#### [Job]
Could you reproduce every one of the records below word for word, leaving out the pictures?
►
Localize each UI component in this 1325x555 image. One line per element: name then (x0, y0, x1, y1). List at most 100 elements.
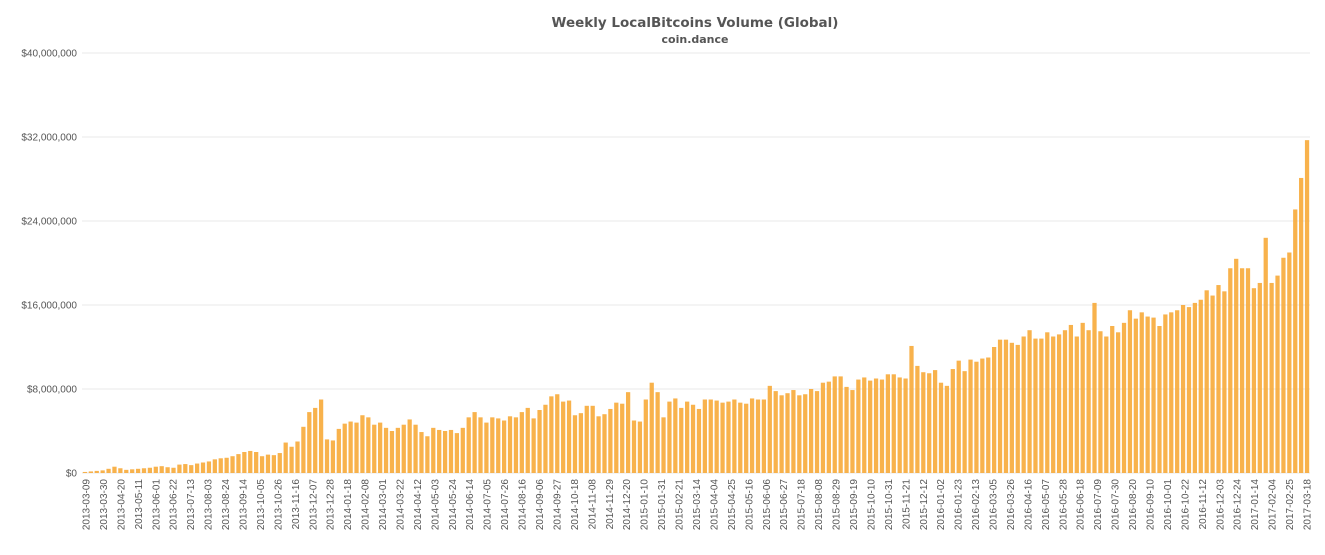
bar[interactable] (513, 417, 519, 473)
bar[interactable] (130, 469, 135, 473)
bar[interactable] (100, 470, 105, 474)
bar[interactable] (744, 403, 749, 473)
bar[interactable] (1304, 140, 1310, 473)
bar[interactable] (242, 452, 247, 473)
bar[interactable] (1216, 285, 1221, 473)
bar[interactable] (147, 467, 153, 473)
bar[interactable] (1163, 314, 1168, 473)
bar[interactable] (566, 400, 572, 473)
bar[interactable] (992, 347, 997, 473)
bar[interactable] (986, 357, 991, 474)
bar[interactable] (1169, 312, 1174, 473)
bar[interactable] (413, 424, 418, 473)
bar[interactable] (171, 467, 176, 473)
bar[interactable] (507, 416, 513, 473)
bar[interactable] (1133, 318, 1138, 473)
bar[interactable] (655, 392, 660, 473)
bar[interactable] (980, 358, 985, 473)
bar[interactable] (318, 399, 324, 474)
bar[interactable] (1116, 332, 1121, 473)
bar[interactable] (614, 402, 619, 473)
bar[interactable] (224, 457, 229, 473)
bar[interactable] (832, 376, 837, 473)
bar[interactable] (372, 424, 377, 473)
bar[interactable] (1021, 336, 1026, 474)
bar[interactable] (1257, 282, 1262, 473)
bar[interactable] (1210, 295, 1215, 473)
bar[interactable] (259, 456, 265, 473)
bar[interactable] (708, 399, 713, 474)
bar[interactable] (307, 412, 312, 473)
bar[interactable] (868, 380, 873, 473)
bar[interactable] (625, 392, 631, 473)
bar[interactable] (82, 471, 88, 473)
bar[interactable] (791, 390, 796, 473)
bar[interactable] (295, 441, 300, 474)
bar[interactable] (389, 431, 395, 473)
bar[interactable] (1251, 288, 1257, 473)
bar[interactable] (938, 382, 944, 473)
bar[interactable] (1104, 336, 1109, 474)
bar[interactable] (891, 374, 896, 473)
bar[interactable] (968, 359, 973, 473)
bar[interactable] (1039, 338, 1044, 473)
bar[interactable] (1299, 177, 1304, 473)
bar[interactable] (1121, 322, 1127, 473)
bar[interactable] (927, 373, 932, 473)
bar[interactable] (826, 381, 831, 473)
bar[interactable] (289, 446, 294, 473)
bar[interactable] (1269, 282, 1274, 473)
bar[interactable] (94, 470, 99, 473)
bar[interactable] (200, 462, 206, 474)
bar[interactable] (366, 417, 371, 473)
bar[interactable] (862, 377, 867, 473)
bar[interactable] (572, 415, 578, 473)
bar[interactable] (401, 424, 406, 473)
bar[interactable] (944, 385, 950, 473)
bar[interactable] (1145, 316, 1150, 473)
bar[interactable] (932, 370, 938, 473)
bar[interactable] (212, 459, 217, 473)
bar[interactable] (1175, 310, 1180, 473)
bar[interactable] (313, 407, 318, 473)
bar[interactable] (844, 386, 849, 473)
bar[interactable] (649, 382, 654, 473)
bar[interactable] (442, 431, 448, 473)
bar[interactable] (903, 378, 908, 474)
bar[interactable] (1239, 268, 1245, 473)
bar[interactable] (1293, 209, 1298, 473)
bar[interactable] (195, 463, 200, 473)
bar[interactable] (383, 427, 389, 473)
bar[interactable] (301, 426, 306, 473)
bar[interactable] (578, 413, 583, 473)
bar[interactable] (637, 421, 643, 473)
bar[interactable] (1062, 330, 1068, 473)
bar[interactable] (1045, 332, 1050, 473)
bar[interactable] (602, 414, 607, 473)
bar[interactable] (395, 427, 400, 473)
bar[interactable] (956, 360, 961, 473)
bar[interactable] (1198, 299, 1203, 473)
bar[interactable] (106, 468, 111, 473)
bar[interactable] (1139, 312, 1144, 473)
bar[interactable] (454, 433, 460, 473)
bar[interactable] (88, 471, 93, 473)
bar[interactable] (1287, 252, 1292, 474)
bar[interactable] (1157, 326, 1162, 473)
bar[interactable] (1127, 310, 1133, 473)
bar[interactable] (732, 399, 737, 474)
bar[interactable] (631, 420, 637, 474)
bar[interactable] (661, 417, 666, 473)
bar[interactable] (1151, 317, 1156, 473)
bar[interactable] (856, 379, 861, 473)
bar[interactable] (502, 420, 507, 474)
bar[interactable] (448, 429, 454, 473)
bar[interactable] (431, 427, 436, 473)
bar[interactable] (549, 396, 554, 473)
bar[interactable] (803, 394, 808, 473)
bar[interactable] (484, 422, 489, 473)
bar[interactable] (1275, 275, 1280, 473)
bar[interactable] (962, 371, 967, 473)
bar[interactable] (490, 417, 495, 473)
bar[interactable] (1003, 339, 1009, 473)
◄
#### [Right answer]
Localize each UI component in this 1325x555 image. One line per element: name then (x0, y0, x1, y1). List at most 100 elements.
bar[interactable] (513, 417, 519, 473)
bar[interactable] (130, 469, 135, 473)
bar[interactable] (100, 470, 105, 474)
bar[interactable] (744, 403, 749, 473)
bar[interactable] (1304, 140, 1310, 473)
bar[interactable] (242, 452, 247, 473)
bar[interactable] (1216, 285, 1221, 473)
bar[interactable] (147, 467, 153, 473)
bar[interactable] (1163, 314, 1168, 473)
bar[interactable] (566, 400, 572, 473)
bar[interactable] (992, 347, 997, 473)
bar[interactable] (986, 357, 991, 474)
bar[interactable] (1169, 312, 1174, 473)
bar[interactable] (413, 424, 418, 473)
bar[interactable] (171, 467, 176, 473)
bar[interactable] (507, 416, 513, 473)
bar[interactable] (1133, 318, 1138, 473)
bar[interactable] (655, 392, 660, 473)
bar[interactable] (980, 358, 985, 473)
bar[interactable] (318, 399, 324, 474)
bar[interactable] (1116, 332, 1121, 473)
bar[interactable] (614, 402, 619, 473)
bar[interactable] (224, 457, 229, 473)
bar[interactable] (832, 376, 837, 473)
bar[interactable] (372, 424, 377, 473)
bar[interactable] (1021, 336, 1026, 474)
bar[interactable] (1257, 282, 1262, 473)
bar[interactable] (1210, 295, 1215, 473)
bar[interactable] (259, 456, 265, 473)
bar[interactable] (708, 399, 713, 474)
bar[interactable] (307, 412, 312, 473)
bar[interactable] (868, 380, 873, 473)
bar[interactable] (625, 392, 631, 473)
bar[interactable] (82, 471, 88, 473)
bar[interactable] (791, 390, 796, 473)
bar[interactable] (295, 441, 300, 474)
bar[interactable] (389, 431, 395, 473)
bar[interactable] (1251, 288, 1257, 473)
bar[interactable] (938, 382, 944, 473)
bar[interactable] (1104, 336, 1109, 474)
bar[interactable] (891, 374, 896, 473)
bar[interactable] (968, 359, 973, 473)
bar[interactable] (1039, 338, 1044, 473)
bar[interactable] (1299, 177, 1304, 473)
bar[interactable] (1121, 322, 1127, 473)
bar[interactable] (927, 373, 932, 473)
bar[interactable] (826, 381, 831, 473)
bar[interactable] (289, 446, 294, 473)
bar[interactable] (1269, 282, 1274, 473)
bar[interactable] (94, 470, 99, 473)
bar[interactable] (200, 462, 206, 474)
bar[interactable] (366, 417, 371, 473)
bar[interactable] (862, 377, 867, 473)
bar[interactable] (572, 415, 578, 473)
bar[interactable] (401, 424, 406, 473)
bar[interactable] (944, 385, 950, 473)
bar[interactable] (1145, 316, 1150, 473)
bar[interactable] (932, 370, 938, 473)
bar[interactable] (212, 459, 217, 473)
bar[interactable] (1175, 310, 1180, 473)
bar[interactable] (313, 407, 318, 473)
bar[interactable] (844, 386, 849, 473)
bar[interactable] (649, 382, 654, 473)
bar[interactable] (442, 431, 448, 473)
bar[interactable] (903, 378, 908, 474)
bar[interactable] (1239, 268, 1245, 473)
bar[interactable] (1293, 209, 1298, 473)
bar[interactable] (195, 463, 200, 473)
bar[interactable] (383, 427, 389, 473)
bar[interactable] (301, 426, 306, 473)
bar[interactable] (578, 413, 583, 473)
bar[interactable] (637, 421, 643, 473)
bar[interactable] (1062, 330, 1068, 473)
bar[interactable] (1045, 332, 1050, 473)
bar[interactable] (602, 414, 607, 473)
bar[interactable] (395, 427, 400, 473)
bar[interactable] (956, 360, 961, 473)
bar[interactable] (1198, 299, 1203, 473)
bar[interactable] (106, 468, 111, 473)
bar[interactable] (1139, 312, 1144, 473)
bar[interactable] (454, 433, 460, 473)
bar[interactable] (88, 471, 93, 473)
bar[interactable] (1287, 252, 1292, 474)
bar[interactable] (1157, 326, 1162, 473)
bar[interactable] (1127, 310, 1133, 473)
bar[interactable] (732, 399, 737, 474)
bar[interactable] (631, 420, 637, 474)
bar[interactable] (661, 417, 666, 473)
bar[interactable] (1151, 317, 1156, 473)
bar[interactable] (856, 379, 861, 473)
bar[interactable] (502, 420, 507, 474)
bar[interactable] (448, 429, 454, 473)
bar[interactable] (431, 427, 436, 473)
bar[interactable] (549, 396, 554, 473)
bar[interactable] (803, 394, 808, 473)
bar[interactable] (484, 422, 489, 473)
bar[interactable] (1275, 275, 1280, 473)
bar[interactable] (962, 371, 967, 473)
bar[interactable] (490, 417, 495, 473)
bar[interactable] (1003, 339, 1009, 473)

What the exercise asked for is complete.